Transcribe all of the material exactly.

Records shown:
==*==

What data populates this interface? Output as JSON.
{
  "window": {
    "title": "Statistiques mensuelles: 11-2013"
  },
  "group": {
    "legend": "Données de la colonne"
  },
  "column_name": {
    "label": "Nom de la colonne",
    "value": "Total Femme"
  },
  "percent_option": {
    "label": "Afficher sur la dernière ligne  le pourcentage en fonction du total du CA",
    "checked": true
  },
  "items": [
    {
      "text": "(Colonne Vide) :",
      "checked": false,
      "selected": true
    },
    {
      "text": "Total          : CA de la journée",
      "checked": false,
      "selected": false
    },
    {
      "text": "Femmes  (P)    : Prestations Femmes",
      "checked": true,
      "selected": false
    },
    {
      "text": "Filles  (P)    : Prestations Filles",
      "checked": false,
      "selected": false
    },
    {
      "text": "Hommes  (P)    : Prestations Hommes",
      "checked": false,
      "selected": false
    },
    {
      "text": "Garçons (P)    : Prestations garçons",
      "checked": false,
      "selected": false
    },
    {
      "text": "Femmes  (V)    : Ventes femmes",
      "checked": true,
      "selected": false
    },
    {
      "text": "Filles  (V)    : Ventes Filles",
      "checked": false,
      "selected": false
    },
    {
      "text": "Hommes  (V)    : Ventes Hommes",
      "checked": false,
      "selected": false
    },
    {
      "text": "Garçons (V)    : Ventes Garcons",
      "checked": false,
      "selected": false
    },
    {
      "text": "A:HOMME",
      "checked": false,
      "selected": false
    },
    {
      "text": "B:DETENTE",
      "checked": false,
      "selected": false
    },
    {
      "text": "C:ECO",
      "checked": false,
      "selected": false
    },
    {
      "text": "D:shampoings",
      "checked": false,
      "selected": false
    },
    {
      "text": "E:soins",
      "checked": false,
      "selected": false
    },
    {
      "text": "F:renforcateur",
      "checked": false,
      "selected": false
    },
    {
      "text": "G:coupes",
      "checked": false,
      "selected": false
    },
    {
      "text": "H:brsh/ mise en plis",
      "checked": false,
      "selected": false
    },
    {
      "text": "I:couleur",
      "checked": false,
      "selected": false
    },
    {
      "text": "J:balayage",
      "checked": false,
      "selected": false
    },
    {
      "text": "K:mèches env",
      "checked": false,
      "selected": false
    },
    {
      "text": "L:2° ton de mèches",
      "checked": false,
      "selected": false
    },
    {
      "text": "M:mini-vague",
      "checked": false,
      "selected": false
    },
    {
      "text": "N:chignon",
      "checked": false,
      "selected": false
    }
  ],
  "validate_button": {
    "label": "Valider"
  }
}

==*==

Reply to the task:
What data populates this interface? Output as JSON.
{
  "window": {
    "title": "Statistiques mensuelles: 11-2013"
  },
  "group": {
    "legend": "Données de la colonne"
  },
  "column_name": {
    "label": "Nom de la colonne",
    "value": "Total Femme"
  },
  "percent_option": {
    "label": "Afficher sur la dernière ligne  le pourcentage en fonction du total du CA",
    "checked": true
  },
  "items": [
    {
      "text": "(Colonne Vide) :",
      "checked": false,
      "selected": true
    },
    {
      "text": "Total          : CA de la journée",
      "checked": false,
      "selected": false
    },
    {
      "text": "Femmes  (P)    : Prestations Femmes",
      "checked": true,
      "selected": false
    },
    {
      "text": "Filles  (P)    : Prestations Filles",
      "checked": false,
      "selected": false
    },
    {
      "text": "Hommes  (P)    : Prestations Hommes",
      "checked": false,
      "selected": false
    },
    {
      "text": "Garçons (P)    : Prestations garçons",
      "checked": false,
      "selected": false
    },
    {
      "text": "Femmes  (V)    : Ventes femmes",
      "checked": true,
      "selected": false
    },
    {
      "text": "Filles  (V)    : Ventes Filles",
      "checked": false,
      "selected": false
    },
    {
      "text": "Hommes  (V)    : Ventes Hommes",
      "checked": false,
      "selected": false
    },
    {
      "text": "Garçons (V)    : Ventes Garcons",
      "checked": false,
      "selected": false
    },
    {
      "text": "A:HOMME",
      "checked": false,
      "selected": false
    },
    {
      "text": "B:DETENTE",
      "checked": false,
      "selected": false
    },
    {
      "text": "C:ECO",
      "checked": false,
      "selected": false
    },
    {
      "text": "D:shampoings",
      "checked": false,
      "selected": false
    },
    {
      "text": "E:soins",
      "checked": false,
      "selected": false
    },
    {
      "text": "F:renforcateur",
      "checked": false,
      "selected": false
    },
    {
      "text": "G:coupes",
      "checked": false,
      "selected": false
    },
    {
      "text": "H:brsh/ mise en plis",
      "checked": false,
      "selected": false
    },
    {
      "text": "I:couleur",
      "checked": false,
      "selected": false
    },
    {
      "text": "J:balayage",
      "checked": false,
      "selected": false
    },
    {
      "text": "K:mèches env",
      "checked": false,
      "selected": false
    },
    {
      "text": "L:2° ton de mèches",
      "checked": false,
      "selected": false
    },
    {
      "text": "M:mini-vague",
      "checked": false,
      "selected": false
    },
    {
      "text": "N:chignon",
      "checked": false,
      "selected": false
    }
  ],
  "validate_button": {
    "label": "Valider"
  }
}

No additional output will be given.